• **Provided records**:
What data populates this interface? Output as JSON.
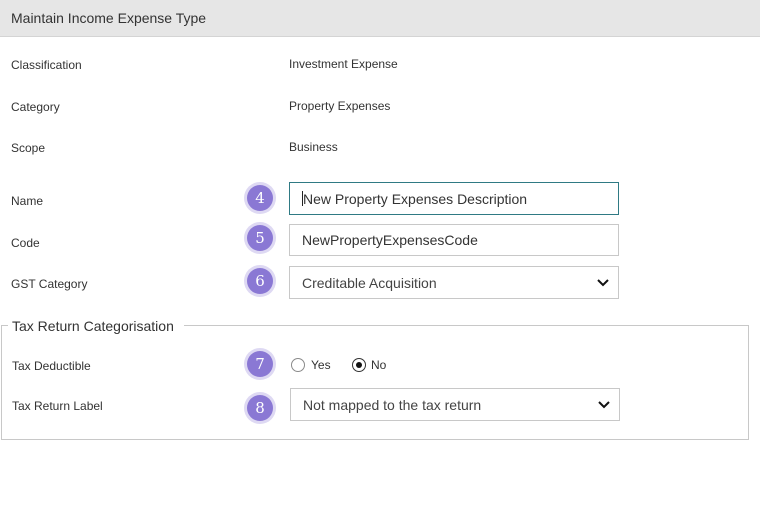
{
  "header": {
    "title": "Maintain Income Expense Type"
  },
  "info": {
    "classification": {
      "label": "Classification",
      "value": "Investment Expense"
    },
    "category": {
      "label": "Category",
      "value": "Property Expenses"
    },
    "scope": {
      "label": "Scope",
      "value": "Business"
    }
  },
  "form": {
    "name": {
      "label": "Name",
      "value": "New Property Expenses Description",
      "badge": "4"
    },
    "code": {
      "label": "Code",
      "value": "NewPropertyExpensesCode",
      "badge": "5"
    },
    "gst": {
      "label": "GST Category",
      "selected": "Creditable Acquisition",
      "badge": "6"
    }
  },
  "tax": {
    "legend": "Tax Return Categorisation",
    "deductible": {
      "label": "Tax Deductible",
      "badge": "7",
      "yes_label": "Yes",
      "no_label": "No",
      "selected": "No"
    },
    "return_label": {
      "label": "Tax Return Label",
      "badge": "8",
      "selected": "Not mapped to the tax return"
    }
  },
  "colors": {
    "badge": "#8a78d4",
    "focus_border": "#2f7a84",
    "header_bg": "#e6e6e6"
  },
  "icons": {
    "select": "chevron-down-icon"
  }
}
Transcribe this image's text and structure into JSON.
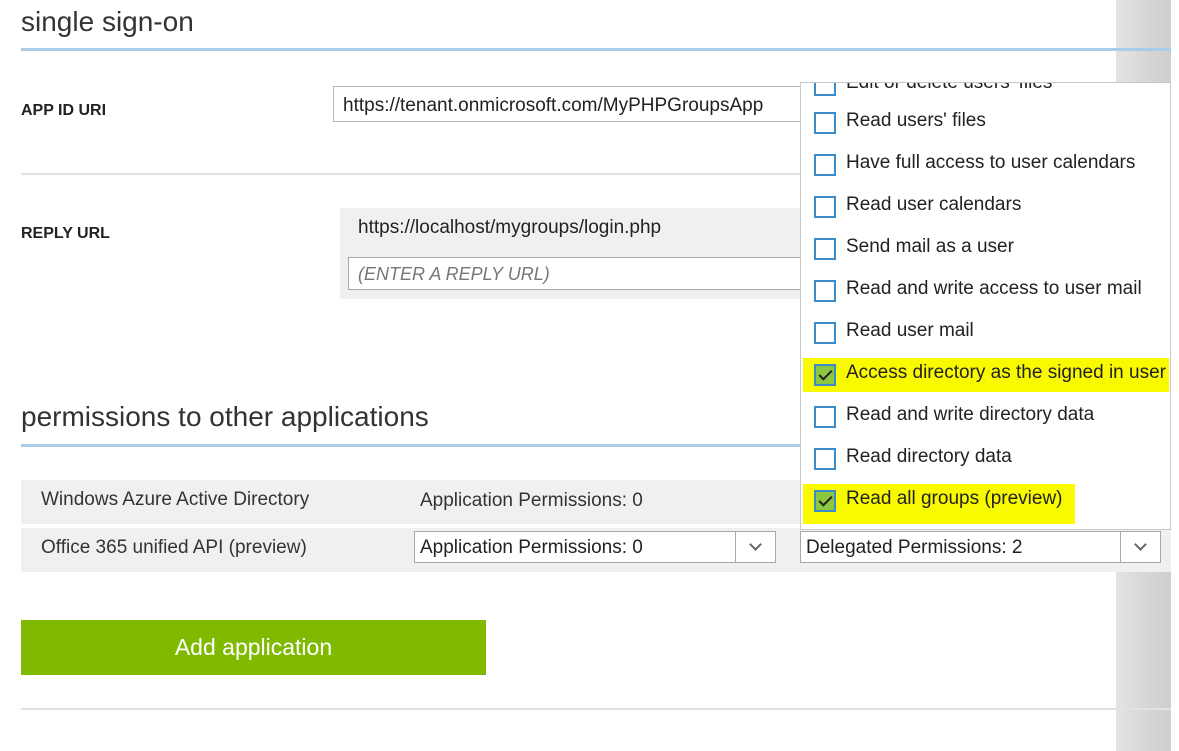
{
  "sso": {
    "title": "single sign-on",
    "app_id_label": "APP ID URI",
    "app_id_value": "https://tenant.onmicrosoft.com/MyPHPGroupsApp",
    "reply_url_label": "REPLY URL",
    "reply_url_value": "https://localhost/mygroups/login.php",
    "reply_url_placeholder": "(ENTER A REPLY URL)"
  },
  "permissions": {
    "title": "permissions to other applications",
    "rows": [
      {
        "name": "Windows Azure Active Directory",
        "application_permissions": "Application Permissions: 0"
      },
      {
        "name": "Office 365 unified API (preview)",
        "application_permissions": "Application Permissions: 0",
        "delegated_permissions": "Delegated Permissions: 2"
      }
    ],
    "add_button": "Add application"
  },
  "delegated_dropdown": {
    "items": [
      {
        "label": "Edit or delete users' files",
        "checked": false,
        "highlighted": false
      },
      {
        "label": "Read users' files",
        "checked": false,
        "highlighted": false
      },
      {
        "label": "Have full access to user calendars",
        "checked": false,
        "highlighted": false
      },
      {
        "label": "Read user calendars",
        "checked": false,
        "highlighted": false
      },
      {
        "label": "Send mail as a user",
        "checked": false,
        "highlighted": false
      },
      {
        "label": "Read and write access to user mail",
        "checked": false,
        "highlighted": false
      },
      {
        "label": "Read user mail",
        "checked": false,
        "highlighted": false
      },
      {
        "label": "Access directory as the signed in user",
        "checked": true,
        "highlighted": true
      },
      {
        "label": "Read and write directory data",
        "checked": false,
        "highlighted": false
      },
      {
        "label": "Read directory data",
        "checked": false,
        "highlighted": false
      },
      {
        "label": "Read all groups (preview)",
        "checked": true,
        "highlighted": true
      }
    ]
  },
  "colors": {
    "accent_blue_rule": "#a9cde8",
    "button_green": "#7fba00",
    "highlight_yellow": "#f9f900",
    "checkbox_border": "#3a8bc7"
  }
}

• **Exercise requirements**: Go through the listing above and locate each line that holds the word "files". Copy those lines.

• **Complete response**:
        "label": "Edit or delete users' files",
        "label": "Read users' files",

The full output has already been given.